EXERCISE MATERIAL>
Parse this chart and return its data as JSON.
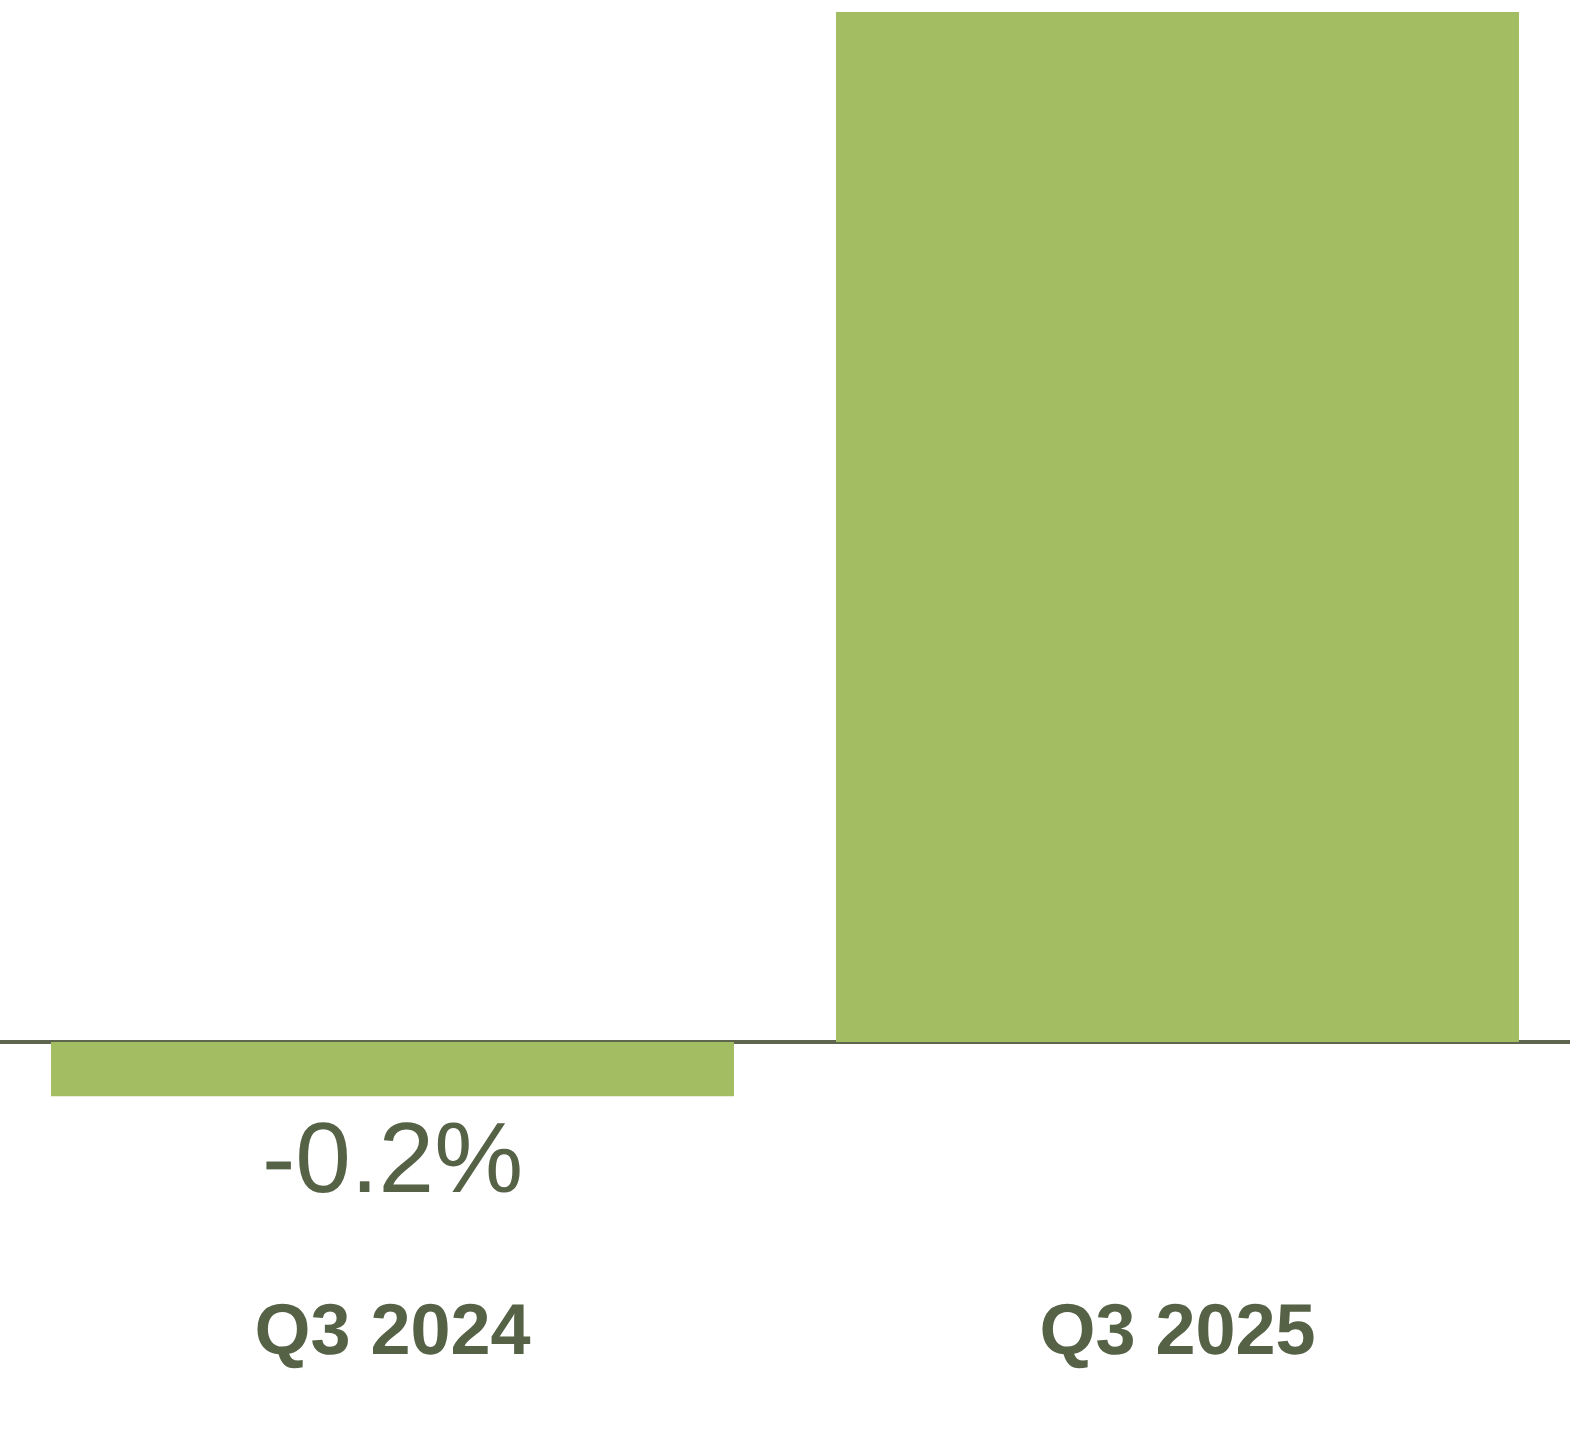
{
  "chart_data": {
    "type": "bar",
    "categories": [
      "Q3 2024",
      "Q3 2025"
    ],
    "values": [
      -0.2,
      3.8
    ],
    "value_labels": [
      "-0.2%",
      null
    ],
    "color": "#a3bd62"
  }
}
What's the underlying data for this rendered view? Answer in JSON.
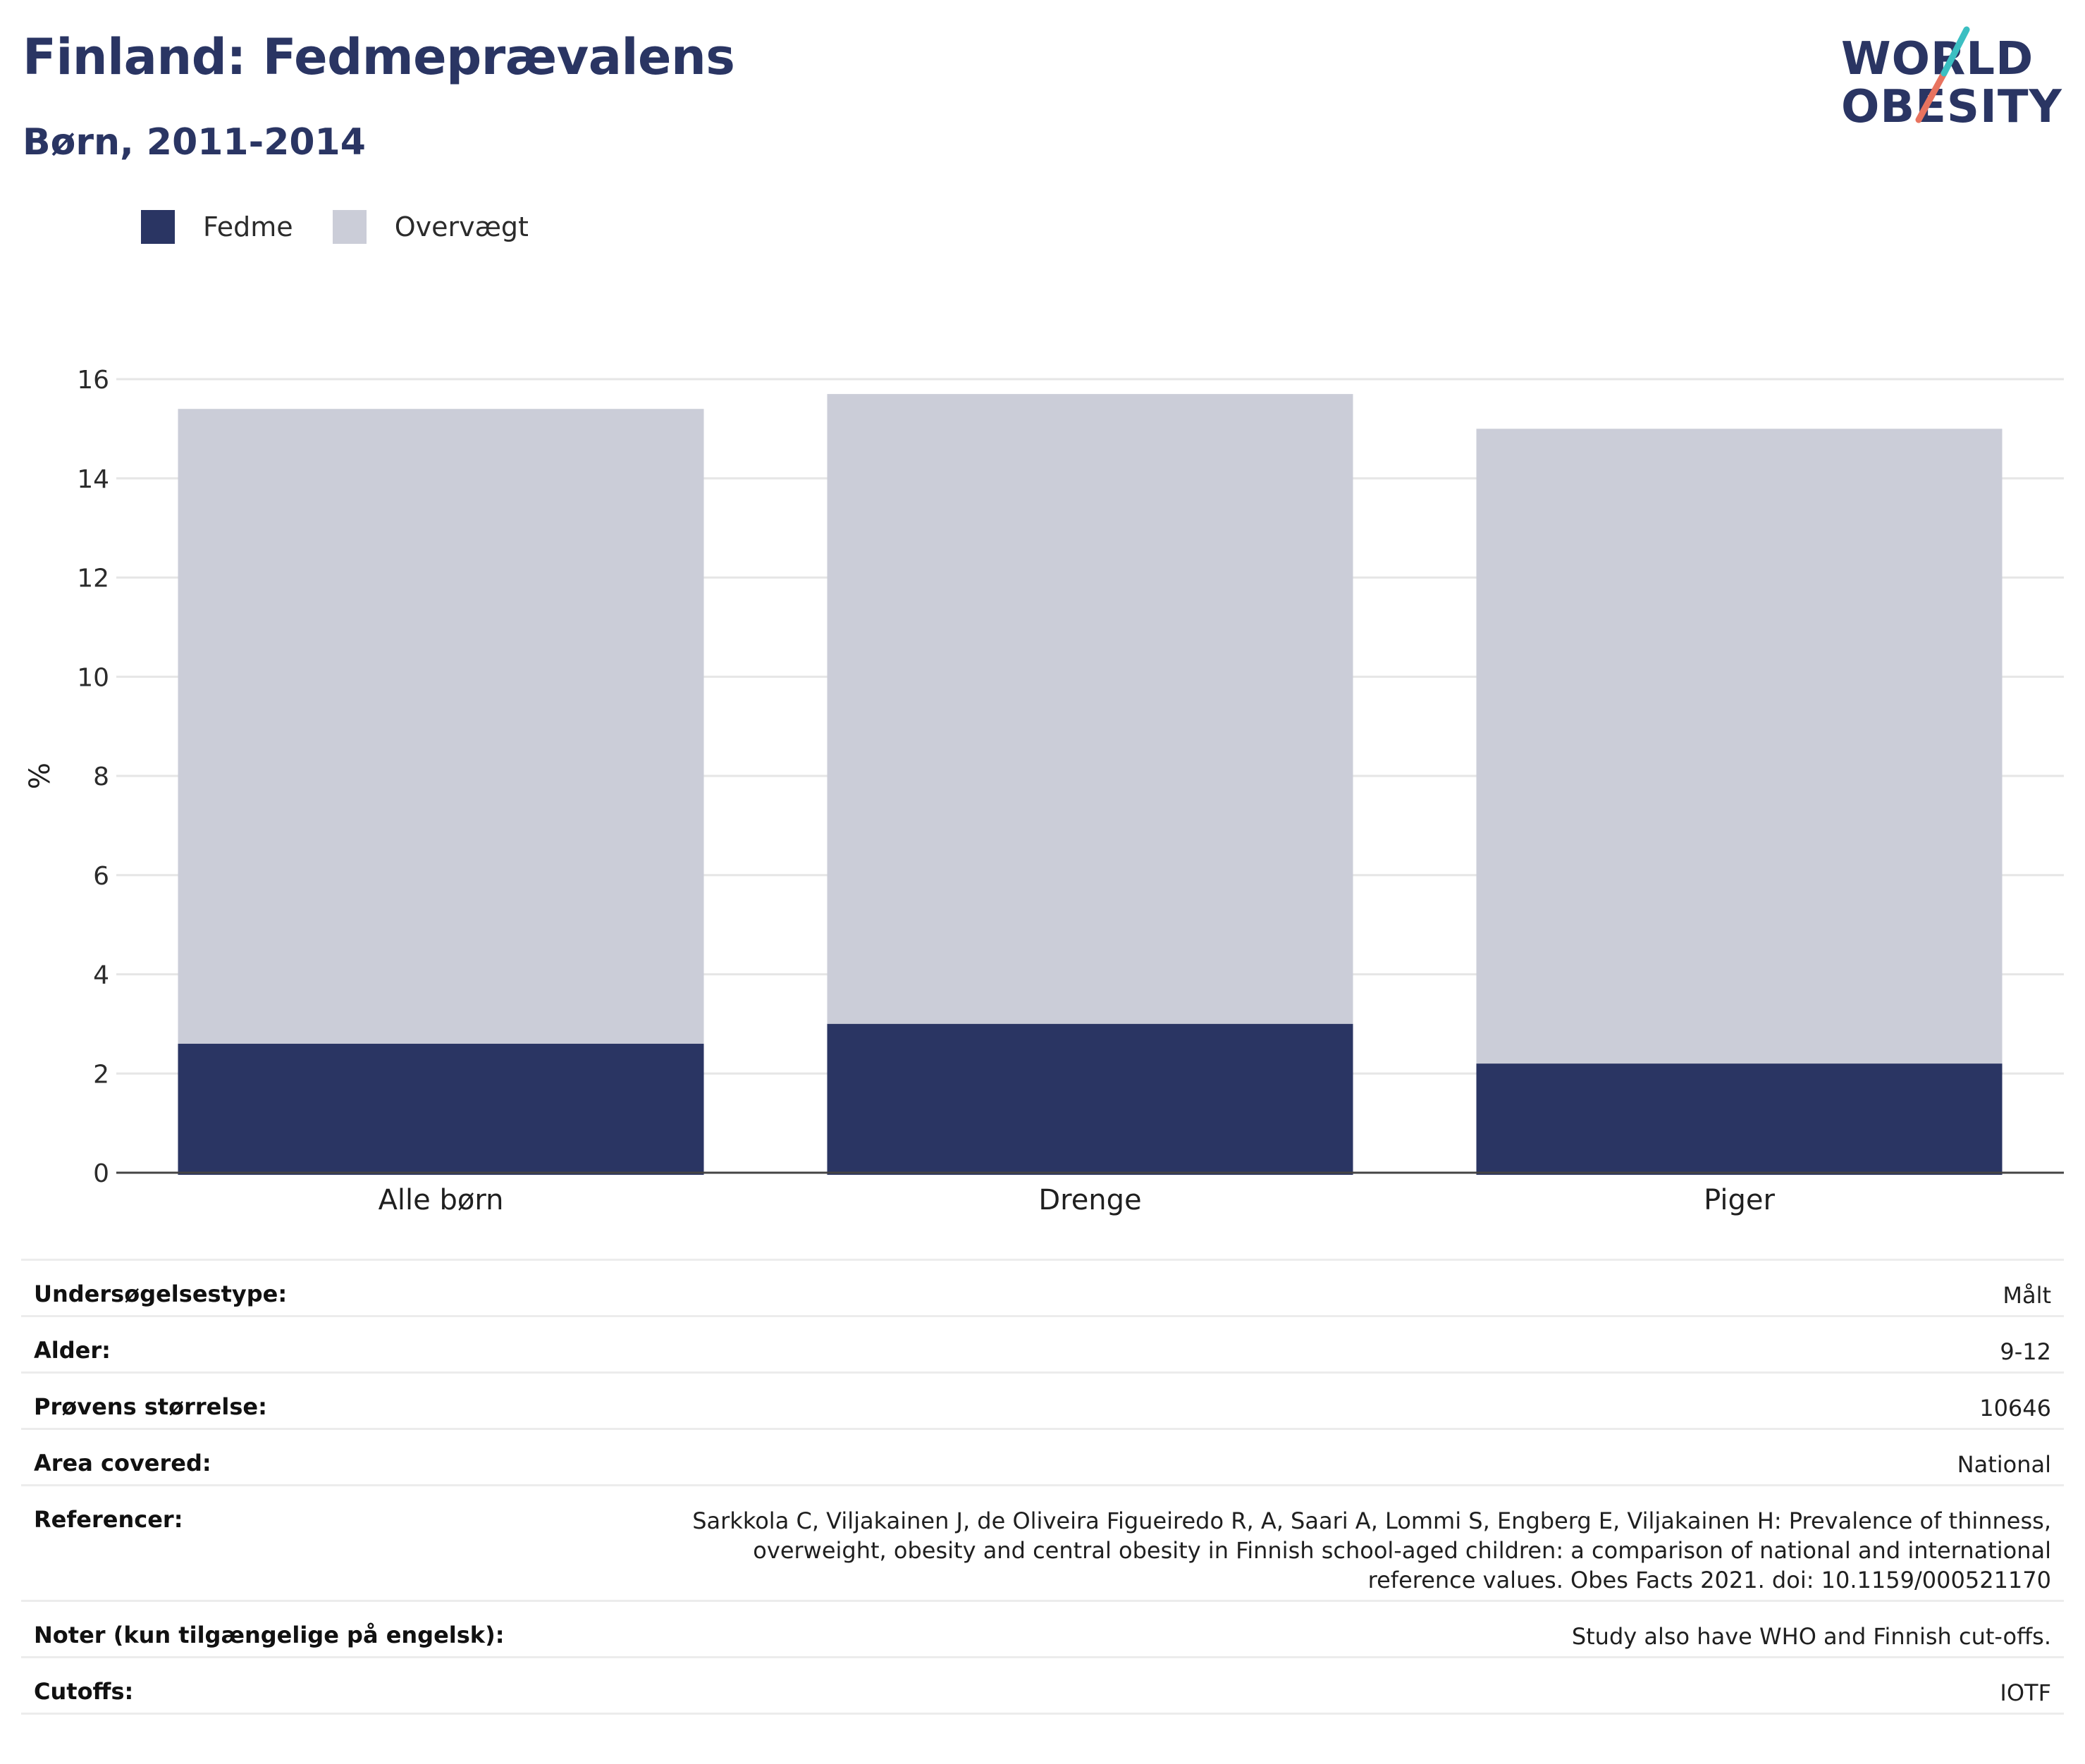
{
  "header": {
    "title": "Finland: Fedmeprævalens",
    "subtitle": "Børn, 2011-2014"
  },
  "logo": {
    "line1": "WORLD",
    "line2": "OBESITY"
  },
  "colors": {
    "fedme": "#2a3563",
    "overvaegt": "#cbcdd8",
    "title": "#2a3563",
    "logo_teal": "#3bbfc2",
    "logo_coral": "#e8735f"
  },
  "legend": [
    {
      "label": "Fedme",
      "color": "#2a3563"
    },
    {
      "label": "Overvægt",
      "color": "#cbcdd8"
    }
  ],
  "chart_data": {
    "type": "bar",
    "stacking": "overlay",
    "categories": [
      "Alle børn",
      "Drenge",
      "Piger"
    ],
    "series": [
      {
        "name": "Overvægt",
        "values": [
          15.4,
          15.7,
          15.0
        ]
      },
      {
        "name": "Fedme",
        "values": [
          2.6,
          3.0,
          2.2
        ]
      }
    ],
    "ylabel": "%",
    "ylim": [
      0,
      16
    ],
    "yticks": [
      0,
      2,
      4,
      6,
      8,
      10,
      12,
      14,
      16
    ],
    "grid": true,
    "legend_position": "top-left"
  },
  "info": {
    "rows": [
      {
        "label": "Undersøgelsestype:",
        "value": "Målt"
      },
      {
        "label": "Alder:",
        "value": "9-12"
      },
      {
        "label": "Prøvens størrelse:",
        "value": "10646"
      },
      {
        "label": "Area covered:",
        "value": "National"
      },
      {
        "label": "Referencer:",
        "value": "Sarkkola C, Viljakainen J, de Oliveira Figueiredo R, A, Saari A, Lommi S, Engberg E, Viljakainen H: Prevalence of thinness, overweight, obesity and central obesity in Finnish school-aged children: a comparison of national and international reference values. Obes Facts 2021. doi: 10.1159/000521170"
      },
      {
        "label": "Noter (kun tilgængelige på engelsk):",
        "value": "Study also have WHO and Finnish cut-offs."
      },
      {
        "label": "Cutoffs:",
        "value": "IOTF"
      }
    ]
  }
}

INSTRUCTION>
Go through the listing above and list every line that has the word "values".

EXERCISE OUTPUT>
    "values": [
        "values": [
        "values": [
        "value": "Sarkkola C, Viljakainen J, de Oliveira Figueiredo R, A, Saari A, Lommi S, Engberg E, Viljakainen H: Prevalence of thinness, overweight, obesity and central obesity in Finnish school-aged children: a comparison of national and international reference values. Obes Facts 2021. doi: 10.1159/000521170"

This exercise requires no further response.